Problem →
Copy out the complete listing, word for word.

Rows from a dataset:
>> Begin

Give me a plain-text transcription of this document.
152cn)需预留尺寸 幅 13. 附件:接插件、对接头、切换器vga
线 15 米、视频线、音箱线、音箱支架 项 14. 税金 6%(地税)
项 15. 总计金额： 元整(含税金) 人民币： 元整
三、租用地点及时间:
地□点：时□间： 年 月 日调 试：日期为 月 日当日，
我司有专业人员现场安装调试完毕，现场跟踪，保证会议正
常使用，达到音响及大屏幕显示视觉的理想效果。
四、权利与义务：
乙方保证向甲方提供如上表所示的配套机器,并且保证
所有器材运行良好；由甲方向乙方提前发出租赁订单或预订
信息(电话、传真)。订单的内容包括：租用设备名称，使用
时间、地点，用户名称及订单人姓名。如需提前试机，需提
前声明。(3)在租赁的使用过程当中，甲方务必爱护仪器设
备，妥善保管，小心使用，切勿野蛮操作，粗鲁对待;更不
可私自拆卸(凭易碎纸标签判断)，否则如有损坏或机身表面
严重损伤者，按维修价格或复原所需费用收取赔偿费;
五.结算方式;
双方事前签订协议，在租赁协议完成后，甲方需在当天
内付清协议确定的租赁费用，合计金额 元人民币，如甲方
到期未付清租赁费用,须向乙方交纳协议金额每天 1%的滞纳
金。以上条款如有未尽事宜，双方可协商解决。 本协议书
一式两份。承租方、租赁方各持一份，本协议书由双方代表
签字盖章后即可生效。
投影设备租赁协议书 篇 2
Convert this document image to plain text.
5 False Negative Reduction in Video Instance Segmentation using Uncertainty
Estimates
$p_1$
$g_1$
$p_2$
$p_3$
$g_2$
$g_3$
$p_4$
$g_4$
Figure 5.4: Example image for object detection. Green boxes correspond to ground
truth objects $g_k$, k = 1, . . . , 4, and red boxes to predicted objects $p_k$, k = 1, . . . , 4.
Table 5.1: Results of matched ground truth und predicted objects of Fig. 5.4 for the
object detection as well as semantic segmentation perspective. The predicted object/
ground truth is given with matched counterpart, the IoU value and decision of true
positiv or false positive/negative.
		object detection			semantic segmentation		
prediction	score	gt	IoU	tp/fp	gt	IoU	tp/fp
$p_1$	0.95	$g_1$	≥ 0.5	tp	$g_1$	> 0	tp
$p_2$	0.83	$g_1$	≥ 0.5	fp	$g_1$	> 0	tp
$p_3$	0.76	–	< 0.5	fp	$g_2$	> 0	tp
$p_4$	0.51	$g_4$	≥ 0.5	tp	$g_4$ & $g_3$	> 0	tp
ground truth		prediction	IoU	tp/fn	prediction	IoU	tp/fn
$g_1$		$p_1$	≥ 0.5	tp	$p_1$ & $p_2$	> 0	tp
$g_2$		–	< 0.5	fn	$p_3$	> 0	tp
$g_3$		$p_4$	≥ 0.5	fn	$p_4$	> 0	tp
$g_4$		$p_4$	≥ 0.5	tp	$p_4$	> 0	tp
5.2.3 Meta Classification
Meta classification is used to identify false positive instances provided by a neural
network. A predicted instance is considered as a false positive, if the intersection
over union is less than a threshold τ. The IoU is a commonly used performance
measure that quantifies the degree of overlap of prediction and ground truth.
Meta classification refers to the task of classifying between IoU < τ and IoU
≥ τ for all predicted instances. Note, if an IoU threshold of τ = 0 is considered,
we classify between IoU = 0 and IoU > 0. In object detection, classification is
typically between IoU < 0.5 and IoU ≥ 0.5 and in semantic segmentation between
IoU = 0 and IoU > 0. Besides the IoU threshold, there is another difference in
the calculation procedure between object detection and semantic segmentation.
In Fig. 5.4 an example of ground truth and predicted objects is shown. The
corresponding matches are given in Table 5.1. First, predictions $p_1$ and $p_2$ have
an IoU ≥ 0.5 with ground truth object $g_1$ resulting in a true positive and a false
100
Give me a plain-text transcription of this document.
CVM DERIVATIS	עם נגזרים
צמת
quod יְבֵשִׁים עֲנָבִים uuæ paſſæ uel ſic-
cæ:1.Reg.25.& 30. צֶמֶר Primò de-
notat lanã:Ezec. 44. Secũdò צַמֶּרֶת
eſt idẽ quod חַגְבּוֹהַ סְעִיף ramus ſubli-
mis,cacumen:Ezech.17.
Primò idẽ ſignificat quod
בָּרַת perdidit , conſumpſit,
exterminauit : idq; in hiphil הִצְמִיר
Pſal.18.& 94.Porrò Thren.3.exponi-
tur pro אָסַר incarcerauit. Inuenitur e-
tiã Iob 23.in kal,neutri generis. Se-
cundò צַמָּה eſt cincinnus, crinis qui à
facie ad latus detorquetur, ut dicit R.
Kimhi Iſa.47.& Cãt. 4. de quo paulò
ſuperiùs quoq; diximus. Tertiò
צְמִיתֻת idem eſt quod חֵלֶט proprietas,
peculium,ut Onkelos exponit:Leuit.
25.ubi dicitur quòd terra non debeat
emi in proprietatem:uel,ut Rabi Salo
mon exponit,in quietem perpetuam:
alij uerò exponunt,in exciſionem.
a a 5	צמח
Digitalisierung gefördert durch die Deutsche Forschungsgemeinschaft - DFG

>> End

Finished exercise →
Give me a plain-text transcription of this document.
152cn)需预留尺寸 幅 13. 附件:接插件、对接头、切换器vga
线 15 米、视频线、音箱线、音箱支架 项 14. 税金 6%(地税)
项 15. 总计金额： 元整(含税金) 人民币： 元整
三、租用地点及时间:
地□点：时□间： 年 月 日调 试：日期为 月 日当日，
我司有专业人员现场安装调试完毕，现场跟踪，保证会议正
常使用，达到音响及大屏幕显示视觉的理想效果。
四、权利与义务：
乙方保证向甲方提供如上表所示的配套机器,并且保证
所有器材运行良好；由甲方向乙方提前发出租赁订单或预订
信息(电话、传真)。订单的内容包括：租用设备名称，使用
时间、地点，用户名称及订单人姓名。如需提前试机，需提
前声明。(3)在租赁的使用过程当中，甲方务必爱护仪器设
备，妥善保管，小心使用，切勿野蛮操作，粗鲁对待;更不
可私自拆卸(凭易碎纸标签判断)，否则如有损坏或机身表面
严重损伤者，按维修价格或复原所需费用收取赔偿费;
五.结算方式;
双方事前签订协议，在租赁协议完成后，甲方需在当天
内付清协议确定的租赁费用，合计金额 元人民币，如甲方
到期未付清租赁费用,须向乙方交纳协议金额每天 1%的滞纳
金。以上条款如有未尽事宜，双方可协商解决。 本协议书
一式两份。承租方、租赁方各持一份，本协议书由双方代表
签字盖章后即可生效。
投影设备租赁协议书 篇 2
Convert this document image to plain text.
5 False Negative Reduction in Video Instance Segmentation using Uncertainty
Estimates
$p_1$
$g_1$
$p_2$
$p_3$
$g_2$
$g_3$
$p_4$
$g_4$
Figure 5.4: Example image for object detection. Green boxes correspond to ground
truth objects $g_k$, k = 1, . . . , 4, and red boxes to predicted objects $p_k$, k = 1, . . . , 4.
Table 5.1: Results of matched ground truth und predicted objects of Fig. 5.4 for the
object detection as well as semantic segmentation perspective. The predicted object/
ground truth is given with matched counterpart, the IoU value and decision of true
positiv or false positive/negative.
		object detection			semantic segmentation		
prediction	score	gt	IoU	tp/fp	gt	IoU	tp/fp
$p_1$	0.95	$g_1$	≥ 0.5	tp	$g_1$	> 0	tp
$p_2$	0.83	$g_1$	≥ 0.5	fp	$g_1$	> 0	tp
$p_3$	0.76	–	< 0.5	fp	$g_2$	> 0	tp
$p_4$	0.51	$g_4$	≥ 0.5	tp	$g_4$ & $g_3$	> 0	tp
ground truth		prediction	IoU	tp/fn	prediction	IoU	tp/fn
$g_1$		$p_1$	≥ 0.5	tp	$p_1$ & $p_2$	> 0	tp
$g_2$		–	< 0.5	fn	$p_3$	> 0	tp
$g_3$		$p_4$	≥ 0.5	fn	$p_4$	> 0	tp
$g_4$		$p_4$	≥ 0.5	tp	$p_4$	> 0	tp
5.2.3 Meta Classification
Meta classification is used to identify false positive instances provided by a neural
network. A predicted instance is considered as a false positive, if the intersection
over union is less than a threshold τ. The IoU is a commonly used performance
measure that quantifies the degree of overlap of prediction and ground truth.
Meta classification refers to the task of classifying between IoU < τ and IoU
≥ τ for all predicted instances. Note, if an IoU threshold of τ = 0 is considered,
we classify between IoU = 0 and IoU > 0. In object detection, classification is
typically between IoU < 0.5 and IoU ≥ 0.5 and in semantic segmentation between
IoU = 0 and IoU > 0. Besides the IoU threshold, there is another difference in
the calculation procedure between object detection and semantic segmentation.
In Fig. 5.4 an example of ground truth and predicted objects is shown. The
corresponding matches are given in Table 5.1. First, predictions $p_1$ and $p_2$ have
an IoU ≥ 0.5 with ground truth object $g_1$ resulting in a true positive and a false
100
Give me a plain-text transcription of this document.
CVM DERIVATIS	עם נגזרים
צמת
quod יְבֵשִׁים עֲנָבִים uuæ paſſæ uel ſic-
cæ:1.Reg.25.& 30. צֶמֶר Primò de-
notat lanã:Ezec. 44. Secũdò צַמֶּרֶת
eſt idẽ quod חַגְבּוֹהַ סְעִיף ramus ſubli-
mis,cacumen:Ezech.17.
Primò idẽ ſignificat quod
בָּרַת perdidit , conſumpſit,
exterminauit : idq; in hiphil הִצְמִיר
Pſal.18.& 94.Porrò Thren.3.exponi-
tur pro אָסַר incarcerauit. Inuenitur e-
tiã Iob 23.in kal,neutri generis. Se-
cundò צַמָּה eſt cincinnus, crinis qui à
facie ad latus detorquetur, ut dicit R.
Kimhi Iſa.47.& Cãt. 4. de quo paulò
ſuperiùs quoq; diximus. Tertiò
צְמִיתֻת idem eſt quod חֵלֶט proprietas,
peculium,ut Onkelos exponit:Leuit.
25.ubi dicitur quòd terra non debeat
emi in proprietatem:uel,ut Rabi Salo
mon exponit,in quietem perpetuam:
alij uerò exponunt,in exciſionem.
a a 5	צמח
Digitalisierung gefördert durch die Deutsche Forschungsgemeinschaft - DFG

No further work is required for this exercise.